[A run of records]

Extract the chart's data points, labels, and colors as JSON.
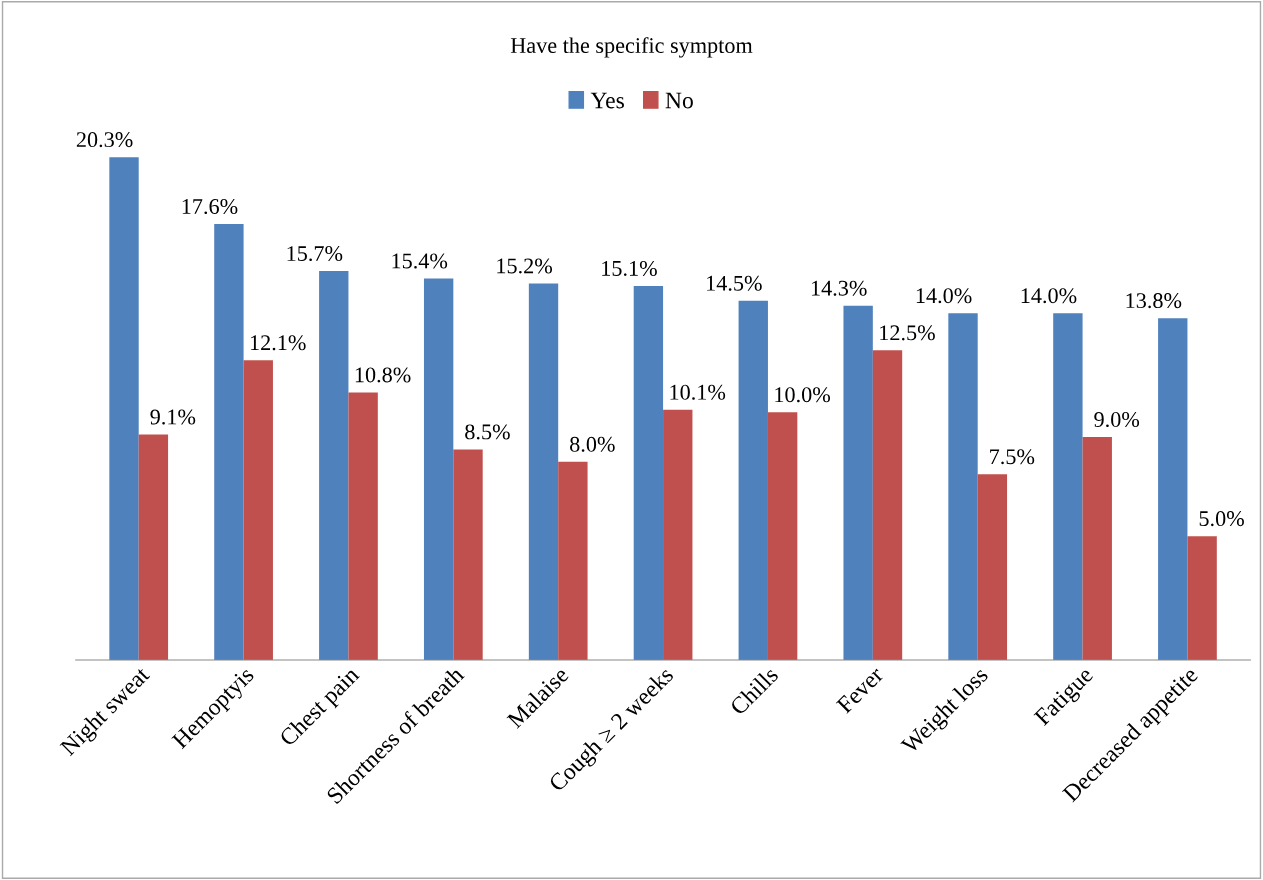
{
  "chart_data": {
    "type": "bar",
    "title": "Have the specific symptom",
    "legend": "top",
    "categories": [
      "Night sweat",
      "Hemoptyis",
      "Chest pain",
      "Shortness of breath",
      "Malaise",
      "Cough ≥ 2 weeks",
      "Chills",
      "Fever",
      "Weight loss",
      "Fatigue",
      "Decreased appetite"
    ],
    "series": [
      {
        "name": "Yes",
        "color": "#4f81bd",
        "values": [
          20.3,
          17.6,
          15.7,
          15.4,
          15.2,
          15.1,
          14.5,
          14.3,
          14.0,
          14.0,
          13.8
        ],
        "value_labels": [
          "20.3%",
          "17.6%",
          "15.7%",
          "15.4%",
          "15.2%",
          "15.1%",
          "14.5%",
          "14.3%",
          "14.0%",
          "14.0%",
          "13.8%"
        ]
      },
      {
        "name": "No",
        "color": "#c0504d",
        "values": [
          9.1,
          12.1,
          10.8,
          8.5,
          8.0,
          10.1,
          10.0,
          12.5,
          7.5,
          9.0,
          5.0
        ],
        "value_labels": [
          "9.1%",
          "12.1%",
          "10.8%",
          "8.5%",
          "8.0%",
          "10.1%",
          "10.0%",
          "12.5%",
          "7.5%",
          "9.0%",
          "5.0%"
        ]
      }
    ]
  }
}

● Stated goal:
Copy out the data above exactly, except the pictures.

● Response to the exercise:
Extract the chart's data points, labels, and colors as JSON.
{
  "chart_data": {
    "type": "bar",
    "title": "Have the specific symptom",
    "legend": "top",
    "categories": [
      "Night sweat",
      "Hemoptyis",
      "Chest pain",
      "Shortness of breath",
      "Malaise",
      "Cough ≥ 2 weeks",
      "Chills",
      "Fever",
      "Weight loss",
      "Fatigue",
      "Decreased appetite"
    ],
    "series": [
      {
        "name": "Yes",
        "color": "#4f81bd",
        "values": [
          20.3,
          17.6,
          15.7,
          15.4,
          15.2,
          15.1,
          14.5,
          14.3,
          14.0,
          14.0,
          13.8
        ],
        "value_labels": [
          "20.3%",
          "17.6%",
          "15.7%",
          "15.4%",
          "15.2%",
          "15.1%",
          "14.5%",
          "14.3%",
          "14.0%",
          "14.0%",
          "13.8%"
        ]
      },
      {
        "name": "No",
        "color": "#c0504d",
        "values": [
          9.1,
          12.1,
          10.8,
          8.5,
          8.0,
          10.1,
          10.0,
          12.5,
          7.5,
          9.0,
          5.0
        ],
        "value_labels": [
          "9.1%",
          "12.1%",
          "10.8%",
          "8.5%",
          "8.0%",
          "10.1%",
          "10.0%",
          "12.5%",
          "7.5%",
          "9.0%",
          "5.0%"
        ]
      }
    ]
  }
}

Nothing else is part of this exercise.